● Aim of the exercise:
Gather up the lines with the word "Nogaro" in them.
****************************************
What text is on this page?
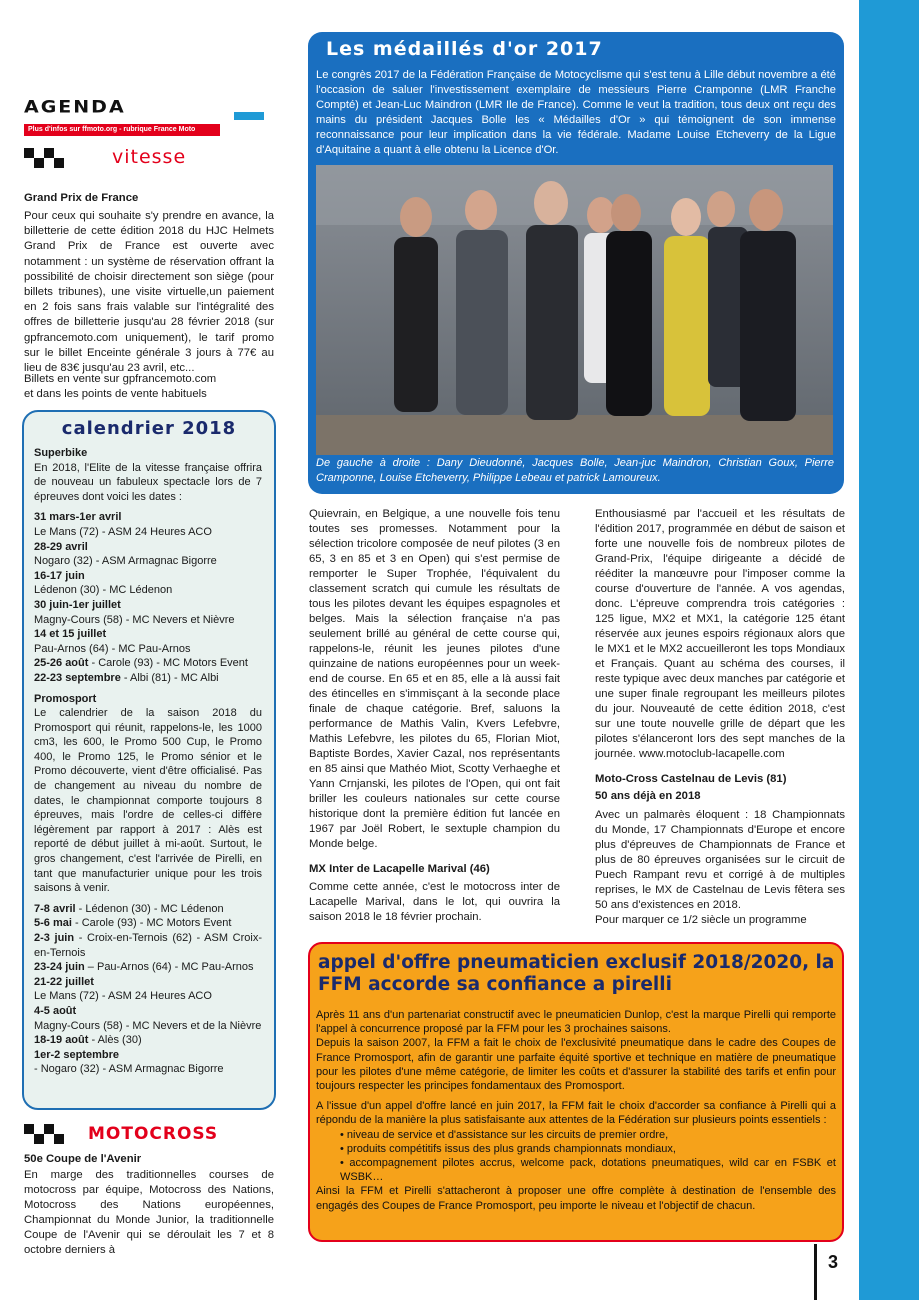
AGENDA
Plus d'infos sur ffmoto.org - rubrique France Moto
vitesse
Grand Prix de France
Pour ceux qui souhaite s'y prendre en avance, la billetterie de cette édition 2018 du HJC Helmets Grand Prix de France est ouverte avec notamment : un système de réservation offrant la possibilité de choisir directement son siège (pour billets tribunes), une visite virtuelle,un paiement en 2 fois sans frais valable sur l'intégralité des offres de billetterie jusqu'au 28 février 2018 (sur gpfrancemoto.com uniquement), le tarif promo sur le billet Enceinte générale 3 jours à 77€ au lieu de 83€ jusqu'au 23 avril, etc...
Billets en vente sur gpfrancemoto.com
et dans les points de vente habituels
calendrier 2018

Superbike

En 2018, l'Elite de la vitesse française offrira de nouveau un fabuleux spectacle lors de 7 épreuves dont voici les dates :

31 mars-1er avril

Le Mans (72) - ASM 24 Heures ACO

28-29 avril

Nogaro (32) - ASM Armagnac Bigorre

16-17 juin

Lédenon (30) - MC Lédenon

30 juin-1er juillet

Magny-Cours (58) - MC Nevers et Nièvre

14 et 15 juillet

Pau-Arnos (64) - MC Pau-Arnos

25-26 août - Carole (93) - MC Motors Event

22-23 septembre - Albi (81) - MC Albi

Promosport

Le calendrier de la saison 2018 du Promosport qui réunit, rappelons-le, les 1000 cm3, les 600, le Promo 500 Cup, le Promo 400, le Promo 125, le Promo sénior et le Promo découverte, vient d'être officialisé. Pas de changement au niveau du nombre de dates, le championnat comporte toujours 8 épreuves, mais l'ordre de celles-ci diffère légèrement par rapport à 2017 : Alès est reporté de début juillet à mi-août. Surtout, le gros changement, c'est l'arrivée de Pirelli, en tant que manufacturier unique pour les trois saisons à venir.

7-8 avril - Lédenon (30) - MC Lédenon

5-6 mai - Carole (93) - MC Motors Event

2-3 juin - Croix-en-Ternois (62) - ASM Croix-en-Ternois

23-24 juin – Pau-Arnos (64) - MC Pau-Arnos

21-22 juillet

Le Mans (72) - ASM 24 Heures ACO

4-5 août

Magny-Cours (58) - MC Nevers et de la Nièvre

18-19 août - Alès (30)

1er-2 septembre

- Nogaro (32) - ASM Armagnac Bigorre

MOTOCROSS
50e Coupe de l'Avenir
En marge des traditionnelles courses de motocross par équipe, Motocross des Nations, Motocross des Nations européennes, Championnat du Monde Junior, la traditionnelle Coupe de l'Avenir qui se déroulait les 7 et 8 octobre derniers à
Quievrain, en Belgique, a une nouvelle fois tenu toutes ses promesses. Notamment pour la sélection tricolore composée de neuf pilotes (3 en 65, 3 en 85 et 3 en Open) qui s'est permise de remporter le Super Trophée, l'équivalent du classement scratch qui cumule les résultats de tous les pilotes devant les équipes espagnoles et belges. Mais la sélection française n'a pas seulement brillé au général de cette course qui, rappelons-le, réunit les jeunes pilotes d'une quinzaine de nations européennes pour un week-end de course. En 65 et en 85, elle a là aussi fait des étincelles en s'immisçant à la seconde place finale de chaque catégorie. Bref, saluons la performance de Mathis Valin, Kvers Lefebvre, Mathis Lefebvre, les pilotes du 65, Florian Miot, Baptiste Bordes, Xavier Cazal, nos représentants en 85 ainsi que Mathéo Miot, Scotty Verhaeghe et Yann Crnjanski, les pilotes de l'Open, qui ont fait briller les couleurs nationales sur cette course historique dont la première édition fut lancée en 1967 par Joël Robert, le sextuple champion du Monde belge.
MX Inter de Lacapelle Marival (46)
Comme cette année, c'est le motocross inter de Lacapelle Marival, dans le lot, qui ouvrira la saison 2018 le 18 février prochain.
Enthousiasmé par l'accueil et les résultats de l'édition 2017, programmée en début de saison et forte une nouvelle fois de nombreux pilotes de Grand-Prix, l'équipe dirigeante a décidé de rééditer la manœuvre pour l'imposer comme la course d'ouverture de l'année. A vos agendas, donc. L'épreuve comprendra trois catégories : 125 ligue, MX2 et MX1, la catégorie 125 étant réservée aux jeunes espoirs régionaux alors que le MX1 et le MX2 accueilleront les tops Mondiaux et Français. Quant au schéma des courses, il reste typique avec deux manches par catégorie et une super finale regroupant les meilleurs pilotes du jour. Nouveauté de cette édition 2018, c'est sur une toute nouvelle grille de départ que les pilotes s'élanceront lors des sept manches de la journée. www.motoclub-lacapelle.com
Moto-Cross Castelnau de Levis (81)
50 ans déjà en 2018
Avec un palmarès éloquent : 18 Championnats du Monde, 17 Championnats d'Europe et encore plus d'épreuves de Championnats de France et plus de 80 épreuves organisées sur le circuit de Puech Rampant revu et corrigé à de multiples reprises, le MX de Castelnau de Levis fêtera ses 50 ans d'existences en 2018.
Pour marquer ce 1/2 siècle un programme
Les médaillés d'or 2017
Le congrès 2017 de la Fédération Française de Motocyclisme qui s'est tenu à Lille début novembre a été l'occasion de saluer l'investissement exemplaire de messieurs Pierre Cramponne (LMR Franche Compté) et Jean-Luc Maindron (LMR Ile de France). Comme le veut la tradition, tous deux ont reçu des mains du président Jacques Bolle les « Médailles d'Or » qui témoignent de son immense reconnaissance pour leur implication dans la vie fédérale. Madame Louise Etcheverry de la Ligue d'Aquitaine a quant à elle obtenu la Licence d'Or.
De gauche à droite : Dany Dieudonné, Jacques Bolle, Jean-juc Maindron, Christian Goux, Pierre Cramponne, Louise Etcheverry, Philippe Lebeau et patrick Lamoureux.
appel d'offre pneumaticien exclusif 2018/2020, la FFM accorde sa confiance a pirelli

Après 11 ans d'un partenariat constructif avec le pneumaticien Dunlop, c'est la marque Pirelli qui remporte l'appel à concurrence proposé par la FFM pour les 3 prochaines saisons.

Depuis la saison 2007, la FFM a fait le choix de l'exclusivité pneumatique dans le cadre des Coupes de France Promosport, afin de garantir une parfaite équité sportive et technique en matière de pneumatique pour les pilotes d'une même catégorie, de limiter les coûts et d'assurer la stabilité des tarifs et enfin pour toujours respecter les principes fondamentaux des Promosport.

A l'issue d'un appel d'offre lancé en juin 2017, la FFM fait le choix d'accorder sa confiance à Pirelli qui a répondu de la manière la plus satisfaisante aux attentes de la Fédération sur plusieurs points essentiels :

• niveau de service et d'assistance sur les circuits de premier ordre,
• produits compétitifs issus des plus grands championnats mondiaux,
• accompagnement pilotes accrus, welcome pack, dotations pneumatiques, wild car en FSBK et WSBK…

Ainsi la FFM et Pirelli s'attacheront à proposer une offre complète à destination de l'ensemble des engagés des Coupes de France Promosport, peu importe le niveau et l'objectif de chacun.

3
****************************************
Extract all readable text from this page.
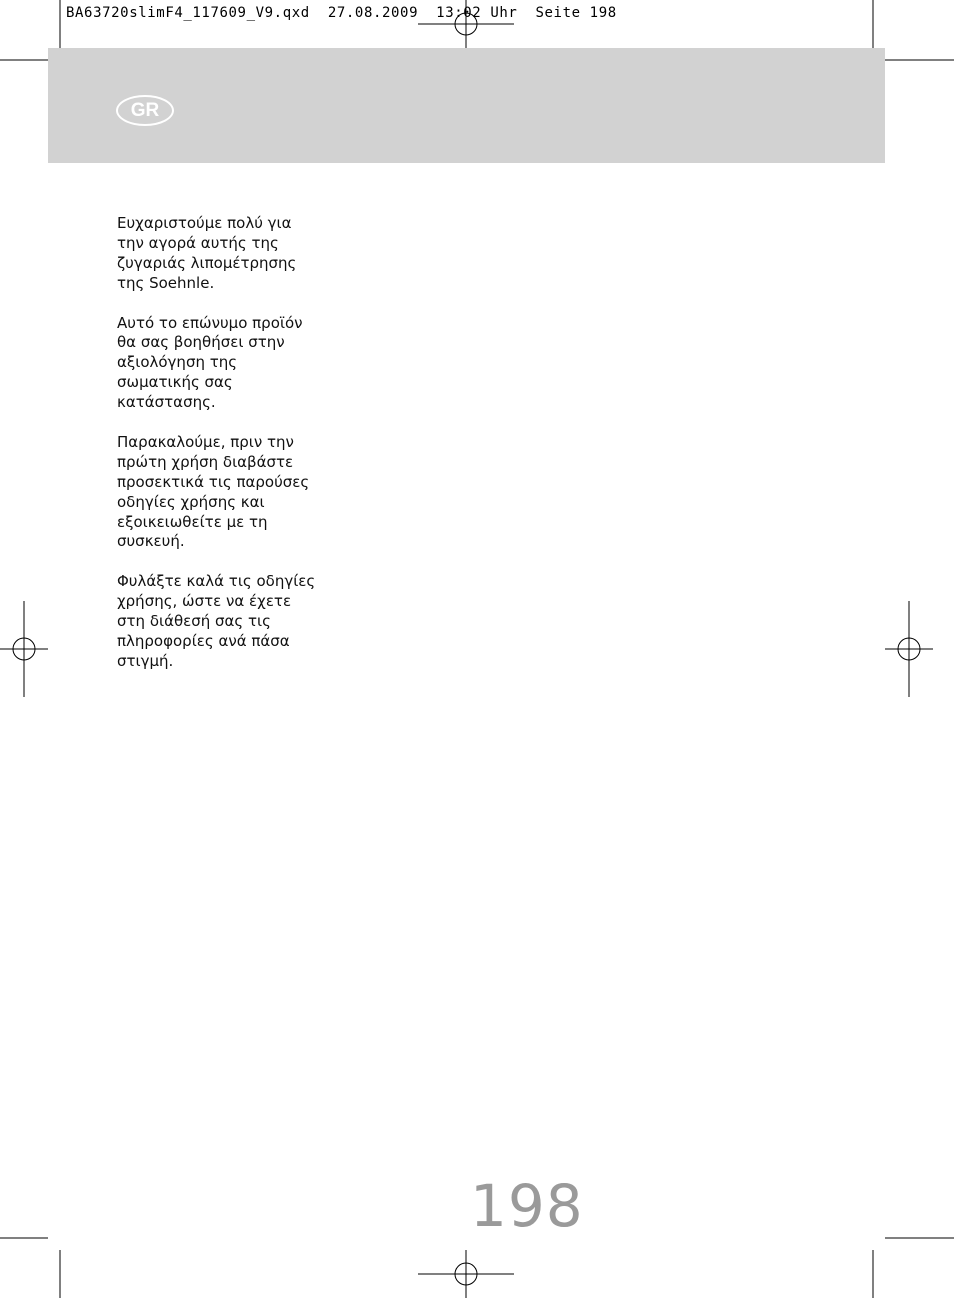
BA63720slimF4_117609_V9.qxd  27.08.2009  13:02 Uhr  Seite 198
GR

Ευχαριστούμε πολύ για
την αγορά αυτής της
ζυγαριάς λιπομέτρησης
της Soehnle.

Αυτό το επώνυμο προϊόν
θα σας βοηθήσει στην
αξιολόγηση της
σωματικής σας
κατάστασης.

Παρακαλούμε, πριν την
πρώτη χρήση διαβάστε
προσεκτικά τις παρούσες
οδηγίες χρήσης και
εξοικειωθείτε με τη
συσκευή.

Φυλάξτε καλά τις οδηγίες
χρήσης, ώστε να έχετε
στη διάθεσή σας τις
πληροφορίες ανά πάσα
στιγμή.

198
****************************************
● Solved exercise:
Nogaro (32) - ASM Armagnac Bigorre
- Nogaro (32) - ASM Armagnac Bigorre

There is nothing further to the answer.